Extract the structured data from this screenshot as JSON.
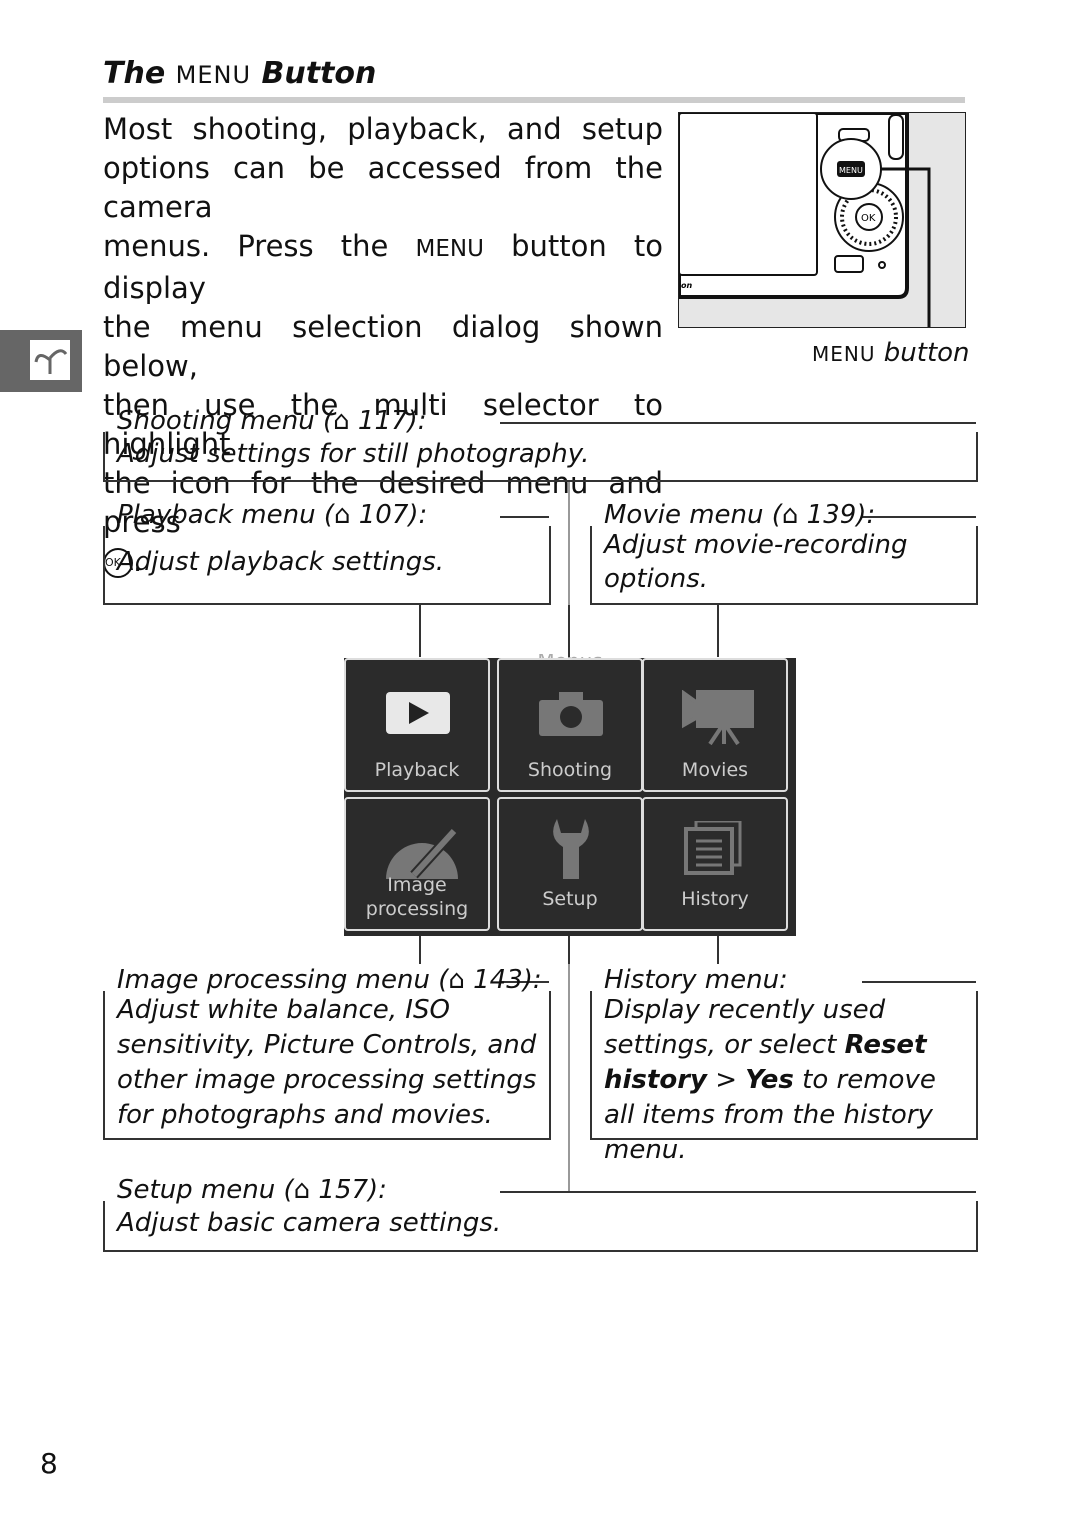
{
  "header": {
    "title_pre": "The",
    "title_menu": "MENU",
    "title_post": "Button"
  },
  "intro": {
    "line1": "Most shooting, playback, and setup",
    "line2": "options can be accessed from the camera",
    "line3a": "menus. Press the",
    "line3menu": "MENU",
    "line3b": "button to display",
    "line4": "the menu selection dialog shown below,",
    "line5": "then use the multi selector to highlight",
    "line6": "the icon for the desired menu and press",
    "ok_symbol": "OK",
    "end": "."
  },
  "figure": {
    "caption_menu": "MENU",
    "caption_text": "button",
    "menu_key": "MENU",
    "ok_key": "OK"
  },
  "callouts": {
    "shooting": {
      "title": "Shooting menu (⌂ 117):",
      "desc": "Adjust settings for still photography."
    },
    "playback": {
      "title": "Playback menu (⌂ 107):",
      "desc": "Adjust playback settings."
    },
    "movie": {
      "title": "Movie menu (⌂ 139):",
      "desc1": "Adjust movie-recording",
      "desc2": "options."
    },
    "image": {
      "title": "Image processing menu (⌂ 143):",
      "desc": "Adjust white balance, ISO sensitivity, Picture Controls, and other image processing settings for photographs and movies."
    },
    "history": {
      "title": "History menu:",
      "desc_a": "Display recently used settings, or select",
      "bold1": "Reset history",
      "sep": ">",
      "bold2": "Yes",
      "desc_b": "to remove all items from the history menu."
    },
    "setup": {
      "title": "Setup menu (⌂ 157):",
      "desc": "Adjust basic camera settings."
    }
  },
  "menu_screen": {
    "title": "Menus",
    "items": [
      {
        "label": "Playback",
        "icon": "play-icon"
      },
      {
        "label": "Shooting",
        "icon": "camera-icon"
      },
      {
        "label": "Movies",
        "icon": "movie-camera-icon"
      },
      {
        "label": "Image",
        "label2": "processing",
        "icon": "brush-icon"
      },
      {
        "label": "Setup",
        "icon": "wrench-icon"
      },
      {
        "label": "History",
        "icon": "history-icon"
      }
    ]
  },
  "page_number": "8"
}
# # # # # # #
All lines above containing the string "processing" are to be collected.

      "title": "Image processing menu (⌂ 143):",
      "desc": "Adjust white balance, ISO sensitivity, Picture Controls, and other image processing settings for photographs and movies."
        "label2": "processing",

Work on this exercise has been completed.